Work instructions: Restate all of the entries exactly, dropping any pictures they hold.

Material:
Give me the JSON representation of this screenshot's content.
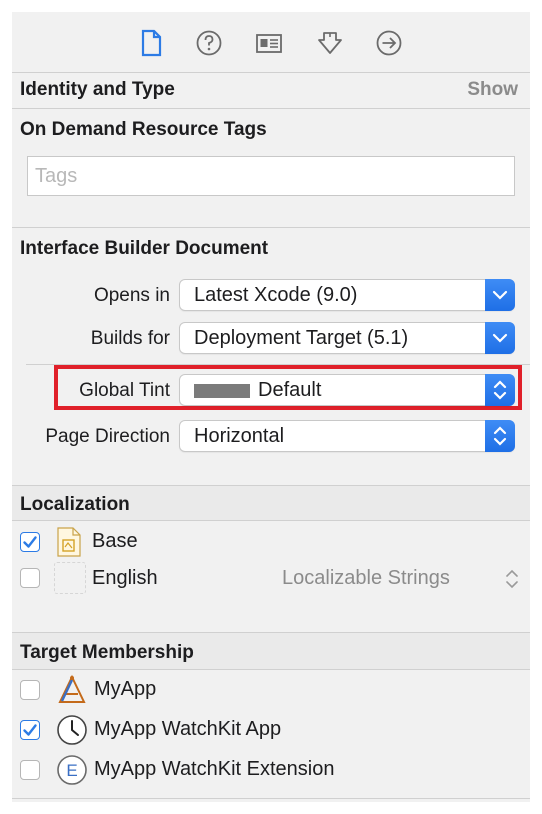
{
  "toolbar": {
    "tabs": [
      {
        "icon": "file-inspector-icon",
        "active": true
      },
      {
        "icon": "quick-help-icon"
      },
      {
        "icon": "identity-inspector-icon"
      },
      {
        "icon": "attributes-inspector-icon"
      },
      {
        "icon": "connections-inspector-icon"
      }
    ]
  },
  "identity": {
    "title": "Identity and Type",
    "show_label": "Show"
  },
  "odr": {
    "title": "On Demand Resource Tags",
    "placeholder": "Tags"
  },
  "ib": {
    "title": "Interface Builder Document",
    "opens_in_label": "Opens in",
    "opens_in_value": "Latest Xcode (9.0)",
    "builds_for_label": "Builds for",
    "builds_for_value": "Deployment Target (5.1)",
    "global_tint_label": "Global Tint",
    "global_tint_value": "Default",
    "page_direction_label": "Page Direction",
    "page_direction_value": "Horizontal"
  },
  "localization": {
    "title": "Localization",
    "items": [
      {
        "label": "Base",
        "checked": true
      },
      {
        "label": "English",
        "checked": false,
        "detail": "Localizable Strings"
      }
    ]
  },
  "membership": {
    "title": "Target Membership",
    "items": [
      {
        "label": "MyApp",
        "checked": false
      },
      {
        "label": "MyApp WatchKit App",
        "checked": true
      },
      {
        "label": "MyApp WatchKit Extension",
        "checked": false
      }
    ]
  },
  "colors": {
    "accent": "#2c7be5",
    "highlight": "#e0202a",
    "tint_swatch": "#7b7b7b"
  }
}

Correct response:
Give me the JSON representation of this screenshot's content.
{
  "toolbar": {
    "tabs": [
      {
        "icon": "file-inspector-icon",
        "active": true
      },
      {
        "icon": "quick-help-icon"
      },
      {
        "icon": "identity-inspector-icon"
      },
      {
        "icon": "attributes-inspector-icon"
      },
      {
        "icon": "connections-inspector-icon"
      }
    ]
  },
  "identity": {
    "title": "Identity and Type",
    "show_label": "Show"
  },
  "odr": {
    "title": "On Demand Resource Tags",
    "placeholder": "Tags"
  },
  "ib": {
    "title": "Interface Builder Document",
    "opens_in_label": "Opens in",
    "opens_in_value": "Latest Xcode (9.0)",
    "builds_for_label": "Builds for",
    "builds_for_value": "Deployment Target (5.1)",
    "global_tint_label": "Global Tint",
    "global_tint_value": "Default",
    "page_direction_label": "Page Direction",
    "page_direction_value": "Horizontal"
  },
  "localization": {
    "title": "Localization",
    "items": [
      {
        "label": "Base",
        "checked": true
      },
      {
        "label": "English",
        "checked": false,
        "detail": "Localizable Strings"
      }
    ]
  },
  "membership": {
    "title": "Target Membership",
    "items": [
      {
        "label": "MyApp",
        "checked": false
      },
      {
        "label": "MyApp WatchKit App",
        "checked": true
      },
      {
        "label": "MyApp WatchKit Extension",
        "checked": false
      }
    ]
  },
  "colors": {
    "accent": "#2c7be5",
    "highlight": "#e0202a",
    "tint_swatch": "#7b7b7b"
  }
}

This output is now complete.